▶ Instructions for the task: Gather each line of the records where "this" appears.

--- begin Given data ---

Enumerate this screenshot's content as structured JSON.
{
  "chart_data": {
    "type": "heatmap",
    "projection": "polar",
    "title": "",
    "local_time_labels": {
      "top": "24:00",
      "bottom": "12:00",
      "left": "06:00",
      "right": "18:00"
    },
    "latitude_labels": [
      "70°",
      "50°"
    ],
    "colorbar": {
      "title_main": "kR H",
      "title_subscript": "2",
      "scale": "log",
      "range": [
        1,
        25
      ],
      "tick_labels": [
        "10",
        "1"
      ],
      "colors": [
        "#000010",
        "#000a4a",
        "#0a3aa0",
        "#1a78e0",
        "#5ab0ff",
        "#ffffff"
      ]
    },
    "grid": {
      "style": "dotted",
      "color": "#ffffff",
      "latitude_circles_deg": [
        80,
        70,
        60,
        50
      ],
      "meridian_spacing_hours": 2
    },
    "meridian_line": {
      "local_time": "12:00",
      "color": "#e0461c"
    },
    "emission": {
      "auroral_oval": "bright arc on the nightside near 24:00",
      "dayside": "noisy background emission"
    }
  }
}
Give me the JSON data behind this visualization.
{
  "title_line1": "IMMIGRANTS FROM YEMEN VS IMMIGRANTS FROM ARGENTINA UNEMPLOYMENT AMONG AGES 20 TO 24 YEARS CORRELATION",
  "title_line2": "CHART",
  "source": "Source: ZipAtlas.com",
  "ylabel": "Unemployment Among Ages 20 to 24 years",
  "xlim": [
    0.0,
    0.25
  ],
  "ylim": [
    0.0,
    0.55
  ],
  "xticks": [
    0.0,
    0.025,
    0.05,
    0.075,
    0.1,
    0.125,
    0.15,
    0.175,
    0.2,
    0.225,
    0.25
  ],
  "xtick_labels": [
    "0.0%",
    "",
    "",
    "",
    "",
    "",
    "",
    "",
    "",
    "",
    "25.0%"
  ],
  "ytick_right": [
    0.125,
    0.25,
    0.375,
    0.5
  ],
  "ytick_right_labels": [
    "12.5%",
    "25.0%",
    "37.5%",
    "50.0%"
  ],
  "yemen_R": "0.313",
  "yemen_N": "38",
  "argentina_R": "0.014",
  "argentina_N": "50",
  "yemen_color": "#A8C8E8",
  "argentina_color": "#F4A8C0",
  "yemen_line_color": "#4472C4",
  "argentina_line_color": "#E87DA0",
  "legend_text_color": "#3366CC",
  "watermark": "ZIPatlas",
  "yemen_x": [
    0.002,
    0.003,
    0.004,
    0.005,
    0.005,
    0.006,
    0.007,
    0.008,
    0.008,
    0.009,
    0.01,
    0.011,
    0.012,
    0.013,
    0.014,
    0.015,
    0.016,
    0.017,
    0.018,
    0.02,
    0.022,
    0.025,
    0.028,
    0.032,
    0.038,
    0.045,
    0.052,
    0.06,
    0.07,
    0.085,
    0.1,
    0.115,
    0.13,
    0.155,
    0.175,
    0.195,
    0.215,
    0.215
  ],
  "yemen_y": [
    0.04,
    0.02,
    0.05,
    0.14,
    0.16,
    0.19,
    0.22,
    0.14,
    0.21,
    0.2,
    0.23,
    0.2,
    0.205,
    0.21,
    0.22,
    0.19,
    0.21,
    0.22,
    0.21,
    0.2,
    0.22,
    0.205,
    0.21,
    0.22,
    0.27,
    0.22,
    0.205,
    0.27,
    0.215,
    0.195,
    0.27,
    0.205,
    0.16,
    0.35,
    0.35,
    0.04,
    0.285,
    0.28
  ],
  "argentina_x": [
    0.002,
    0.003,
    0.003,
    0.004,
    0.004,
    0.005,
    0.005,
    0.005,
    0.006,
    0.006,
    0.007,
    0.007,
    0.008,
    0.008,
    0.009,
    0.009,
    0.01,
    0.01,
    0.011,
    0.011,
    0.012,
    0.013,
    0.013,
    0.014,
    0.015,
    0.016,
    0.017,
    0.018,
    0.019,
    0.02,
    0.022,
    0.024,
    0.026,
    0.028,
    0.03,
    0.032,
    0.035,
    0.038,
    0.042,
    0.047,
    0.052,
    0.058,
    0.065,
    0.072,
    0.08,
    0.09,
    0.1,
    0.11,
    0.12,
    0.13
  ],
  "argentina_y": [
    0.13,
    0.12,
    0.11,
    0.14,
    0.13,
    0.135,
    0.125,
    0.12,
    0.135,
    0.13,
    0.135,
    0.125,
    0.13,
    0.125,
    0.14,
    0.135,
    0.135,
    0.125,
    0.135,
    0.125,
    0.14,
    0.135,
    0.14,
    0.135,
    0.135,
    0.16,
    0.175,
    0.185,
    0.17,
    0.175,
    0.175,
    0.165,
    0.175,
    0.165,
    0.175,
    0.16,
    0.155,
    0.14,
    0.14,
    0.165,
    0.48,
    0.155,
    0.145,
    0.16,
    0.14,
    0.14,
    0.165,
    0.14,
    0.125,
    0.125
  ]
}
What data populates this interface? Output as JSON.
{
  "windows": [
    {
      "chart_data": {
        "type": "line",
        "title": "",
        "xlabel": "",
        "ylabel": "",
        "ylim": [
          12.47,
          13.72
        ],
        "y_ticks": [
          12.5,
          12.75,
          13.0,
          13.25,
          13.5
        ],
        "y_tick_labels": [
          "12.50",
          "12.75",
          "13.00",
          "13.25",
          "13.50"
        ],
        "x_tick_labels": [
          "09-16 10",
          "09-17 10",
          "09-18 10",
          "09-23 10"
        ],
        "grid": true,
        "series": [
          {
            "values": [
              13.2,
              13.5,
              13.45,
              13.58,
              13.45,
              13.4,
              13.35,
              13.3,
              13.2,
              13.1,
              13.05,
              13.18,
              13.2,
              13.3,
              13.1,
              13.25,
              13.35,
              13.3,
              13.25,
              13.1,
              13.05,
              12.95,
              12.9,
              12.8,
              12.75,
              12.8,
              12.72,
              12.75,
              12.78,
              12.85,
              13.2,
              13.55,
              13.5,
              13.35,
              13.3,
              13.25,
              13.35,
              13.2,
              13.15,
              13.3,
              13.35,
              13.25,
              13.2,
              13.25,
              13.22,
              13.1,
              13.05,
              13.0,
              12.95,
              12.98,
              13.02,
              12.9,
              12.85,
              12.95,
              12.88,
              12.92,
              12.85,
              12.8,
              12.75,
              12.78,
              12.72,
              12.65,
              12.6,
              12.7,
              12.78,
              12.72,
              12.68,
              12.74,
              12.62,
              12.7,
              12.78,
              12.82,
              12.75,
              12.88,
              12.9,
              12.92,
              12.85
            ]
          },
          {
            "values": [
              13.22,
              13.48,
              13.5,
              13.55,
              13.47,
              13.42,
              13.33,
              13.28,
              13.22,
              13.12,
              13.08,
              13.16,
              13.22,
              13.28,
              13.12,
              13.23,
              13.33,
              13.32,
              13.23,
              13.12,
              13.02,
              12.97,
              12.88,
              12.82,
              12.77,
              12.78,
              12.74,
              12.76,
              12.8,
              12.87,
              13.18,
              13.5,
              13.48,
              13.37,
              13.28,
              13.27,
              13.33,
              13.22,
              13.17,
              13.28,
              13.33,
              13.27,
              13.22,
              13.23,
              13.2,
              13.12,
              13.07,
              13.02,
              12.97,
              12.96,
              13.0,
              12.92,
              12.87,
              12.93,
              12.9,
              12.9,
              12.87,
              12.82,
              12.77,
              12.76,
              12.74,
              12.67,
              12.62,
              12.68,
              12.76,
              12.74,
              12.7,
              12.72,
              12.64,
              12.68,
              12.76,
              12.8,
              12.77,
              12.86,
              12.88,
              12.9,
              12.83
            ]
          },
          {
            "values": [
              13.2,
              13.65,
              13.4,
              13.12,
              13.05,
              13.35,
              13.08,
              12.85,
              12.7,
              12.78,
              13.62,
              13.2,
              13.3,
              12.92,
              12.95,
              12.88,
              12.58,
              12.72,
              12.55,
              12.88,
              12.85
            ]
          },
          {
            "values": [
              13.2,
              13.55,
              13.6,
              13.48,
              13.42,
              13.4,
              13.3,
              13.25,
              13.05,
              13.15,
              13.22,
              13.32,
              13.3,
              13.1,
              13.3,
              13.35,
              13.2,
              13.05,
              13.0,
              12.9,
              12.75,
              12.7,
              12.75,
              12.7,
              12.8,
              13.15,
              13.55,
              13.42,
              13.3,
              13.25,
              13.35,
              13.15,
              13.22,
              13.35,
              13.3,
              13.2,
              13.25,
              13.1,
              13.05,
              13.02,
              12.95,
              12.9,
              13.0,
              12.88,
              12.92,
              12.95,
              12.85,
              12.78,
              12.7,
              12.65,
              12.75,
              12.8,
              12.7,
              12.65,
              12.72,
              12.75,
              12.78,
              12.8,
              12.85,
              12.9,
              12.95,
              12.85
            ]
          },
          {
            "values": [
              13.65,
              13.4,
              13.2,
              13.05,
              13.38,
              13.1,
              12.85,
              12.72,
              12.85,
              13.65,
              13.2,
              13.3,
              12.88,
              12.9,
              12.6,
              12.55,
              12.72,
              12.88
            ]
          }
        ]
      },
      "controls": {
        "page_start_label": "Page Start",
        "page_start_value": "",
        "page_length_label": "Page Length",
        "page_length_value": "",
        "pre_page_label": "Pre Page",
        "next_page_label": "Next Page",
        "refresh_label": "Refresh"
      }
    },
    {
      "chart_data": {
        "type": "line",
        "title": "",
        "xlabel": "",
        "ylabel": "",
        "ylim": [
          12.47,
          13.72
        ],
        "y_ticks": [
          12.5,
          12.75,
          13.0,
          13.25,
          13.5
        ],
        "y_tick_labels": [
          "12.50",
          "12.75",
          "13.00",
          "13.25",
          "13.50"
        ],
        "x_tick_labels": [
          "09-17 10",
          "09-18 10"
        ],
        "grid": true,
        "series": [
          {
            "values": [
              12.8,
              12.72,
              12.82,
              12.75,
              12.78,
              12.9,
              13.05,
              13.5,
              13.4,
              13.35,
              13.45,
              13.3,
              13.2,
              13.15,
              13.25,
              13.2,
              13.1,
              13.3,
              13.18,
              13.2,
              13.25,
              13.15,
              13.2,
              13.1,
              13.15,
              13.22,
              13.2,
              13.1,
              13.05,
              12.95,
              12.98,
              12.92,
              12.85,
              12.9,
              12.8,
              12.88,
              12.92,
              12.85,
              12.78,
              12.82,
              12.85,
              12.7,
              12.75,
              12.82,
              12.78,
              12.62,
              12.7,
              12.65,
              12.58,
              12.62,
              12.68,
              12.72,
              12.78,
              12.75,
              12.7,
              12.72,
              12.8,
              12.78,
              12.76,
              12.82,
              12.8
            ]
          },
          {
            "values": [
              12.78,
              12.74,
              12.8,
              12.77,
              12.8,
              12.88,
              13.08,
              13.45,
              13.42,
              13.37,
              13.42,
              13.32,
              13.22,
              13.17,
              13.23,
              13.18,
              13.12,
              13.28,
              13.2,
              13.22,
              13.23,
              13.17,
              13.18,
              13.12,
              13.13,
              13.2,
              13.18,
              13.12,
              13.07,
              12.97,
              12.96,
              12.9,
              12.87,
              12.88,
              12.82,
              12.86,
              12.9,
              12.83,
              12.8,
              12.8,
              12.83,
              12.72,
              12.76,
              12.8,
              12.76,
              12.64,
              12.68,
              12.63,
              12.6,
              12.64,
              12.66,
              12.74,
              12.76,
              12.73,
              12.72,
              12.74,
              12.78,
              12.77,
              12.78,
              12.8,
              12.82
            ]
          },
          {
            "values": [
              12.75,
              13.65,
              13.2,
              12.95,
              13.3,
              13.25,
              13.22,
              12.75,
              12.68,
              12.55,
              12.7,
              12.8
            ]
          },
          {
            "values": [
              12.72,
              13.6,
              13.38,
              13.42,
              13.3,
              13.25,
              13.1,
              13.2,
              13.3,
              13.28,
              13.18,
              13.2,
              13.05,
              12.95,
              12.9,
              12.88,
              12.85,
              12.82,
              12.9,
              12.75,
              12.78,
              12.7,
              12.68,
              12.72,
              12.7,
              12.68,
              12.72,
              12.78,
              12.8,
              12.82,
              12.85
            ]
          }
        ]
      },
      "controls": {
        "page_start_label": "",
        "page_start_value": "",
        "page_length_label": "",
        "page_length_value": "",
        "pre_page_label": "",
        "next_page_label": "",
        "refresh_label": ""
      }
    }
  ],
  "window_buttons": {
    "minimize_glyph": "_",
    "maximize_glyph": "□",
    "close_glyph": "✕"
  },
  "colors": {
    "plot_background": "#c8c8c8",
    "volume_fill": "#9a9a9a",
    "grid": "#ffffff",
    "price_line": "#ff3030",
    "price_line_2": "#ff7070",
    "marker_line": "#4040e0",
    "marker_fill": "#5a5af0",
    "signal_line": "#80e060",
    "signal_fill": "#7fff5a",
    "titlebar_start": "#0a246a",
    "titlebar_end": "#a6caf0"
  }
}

--- end Given data ---

▶ Expected answer:
Enumerate this screenshot's content as structured JSON.
Give me the JSON data behind this visualization.
What data populates this interface? Output as JSON.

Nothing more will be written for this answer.